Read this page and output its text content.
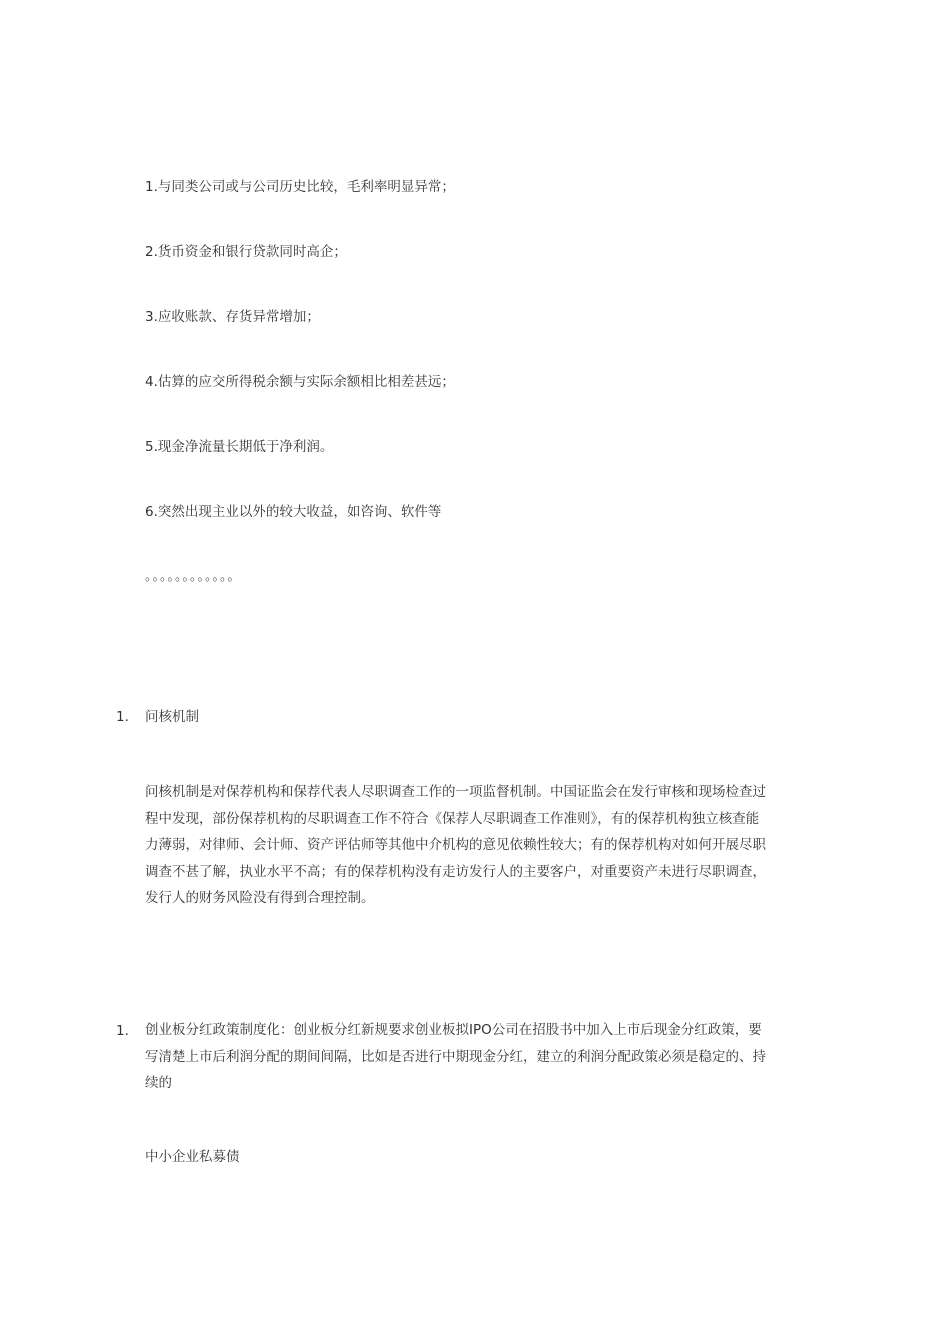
1.与同类公司或与公司历史比较，毛利率明显异常；
2.货币资金和银行贷款同时高企；
3.应收账款、存货异常增加；
4.估算的应交所得税余额与实际余额相比相差甚远；
5.现金净流量长期低于净利润。
6.突然出现主业以外的较大收益，如咨询、软件等
。。。。。。。。。。。。
1. 问核机制
问核机制是对保荐机构和保荐代表人尽职调查工作的一项监督机制。中国证监会在发行审核和现场检查过
程中发现，部份保荐机构的尽职调查工作不符合《保荐人尽职调查工作准则》，有的保荐机构独立核查能
力薄弱，对律师、会计师、资产评估师等其他中介机构的意见依赖性较大；有的保荐机构对如何开展尽职
调查不甚了解，执业水平不高；有的保荐机构没有走访发行人的主要客户，对重要资产未进行尽职调查，
发行人的财务风险没有得到合理控制。
1. 创业板分红政策制度化：创业板分红新规要求创业板拟IPO公司在招股书中加入上市后现金分红政策，要
写清楚上市后利润分配的期间间隔，比如是否进行中期现金分红，建立的利润分配政策必须是稳定的、持
续的
中小企业私募债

========================================================================

Quote all the lines above exactly as given. Do not include the pictures.

Read this page and output its text content.
1.与同类公司或与公司历史比较，毛利率明显异常；
2.货币资金和银行贷款同时高企；
3.应收账款、存货异常增加；
4.估算的应交所得税余额与实际余额相比相差甚远；
5.现金净流量长期低于净利润。
6.突然出现主业以外的较大收益，如咨询、软件等
。。。。。。。。。。。。
1. 问核机制
问核机制是对保荐机构和保荐代表人尽职调查工作的一项监督机制。中国证监会在发行审核和现场检查过
程中发现，部份保荐机构的尽职调查工作不符合《保荐人尽职调查工作准则》，有的保荐机构独立核查能
力薄弱，对律师、会计师、资产评估师等其他中介机构的意见依赖性较大；有的保荐机构对如何开展尽职
调查不甚了解，执业水平不高；有的保荐机构没有走访发行人的主要客户，对重要资产未进行尽职调查，
发行人的财务风险没有得到合理控制。
1. 创业板分红政策制度化：创业板分红新规要求创业板拟IPO公司在招股书中加入上市后现金分红政策，要
写清楚上市后利润分配的期间间隔，比如是否进行中期现金分红，建立的利润分配政策必须是稳定的、持
续的
中小企业私募债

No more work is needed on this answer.